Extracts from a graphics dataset
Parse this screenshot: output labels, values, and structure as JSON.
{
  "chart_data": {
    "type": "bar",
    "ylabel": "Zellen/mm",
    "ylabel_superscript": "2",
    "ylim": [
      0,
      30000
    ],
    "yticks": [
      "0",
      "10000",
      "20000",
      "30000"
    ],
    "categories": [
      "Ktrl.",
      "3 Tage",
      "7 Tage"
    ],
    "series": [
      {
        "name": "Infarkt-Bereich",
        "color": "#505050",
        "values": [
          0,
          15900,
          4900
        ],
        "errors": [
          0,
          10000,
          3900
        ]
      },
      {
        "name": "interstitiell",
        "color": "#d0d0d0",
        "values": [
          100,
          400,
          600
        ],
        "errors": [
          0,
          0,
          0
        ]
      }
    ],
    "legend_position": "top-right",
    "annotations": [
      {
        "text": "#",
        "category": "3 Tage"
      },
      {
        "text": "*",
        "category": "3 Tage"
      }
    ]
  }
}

JOB: Using the data above, reproduce every line exactly.

THE REPLY:
Parse this screenshot: output labels, values, and structure as JSON.
{
  "chart_data": {
    "type": "bar",
    "ylabel": "Zellen/mm",
    "ylabel_superscript": "2",
    "ylim": [
      0,
      30000
    ],
    "yticks": [
      "0",
      "10000",
      "20000",
      "30000"
    ],
    "categories": [
      "Ktrl.",
      "3 Tage",
      "7 Tage"
    ],
    "series": [
      {
        "name": "Infarkt-Bereich",
        "color": "#505050",
        "values": [
          0,
          15900,
          4900
        ],
        "errors": [
          0,
          10000,
          3900
        ]
      },
      {
        "name": "interstitiell",
        "color": "#d0d0d0",
        "values": [
          100,
          400,
          600
        ],
        "errors": [
          0,
          0,
          0
        ]
      }
    ],
    "legend_position": "top-right",
    "annotations": [
      {
        "text": "#",
        "category": "3 Tage"
      },
      {
        "text": "*",
        "category": "3 Tage"
      }
    ]
  }
}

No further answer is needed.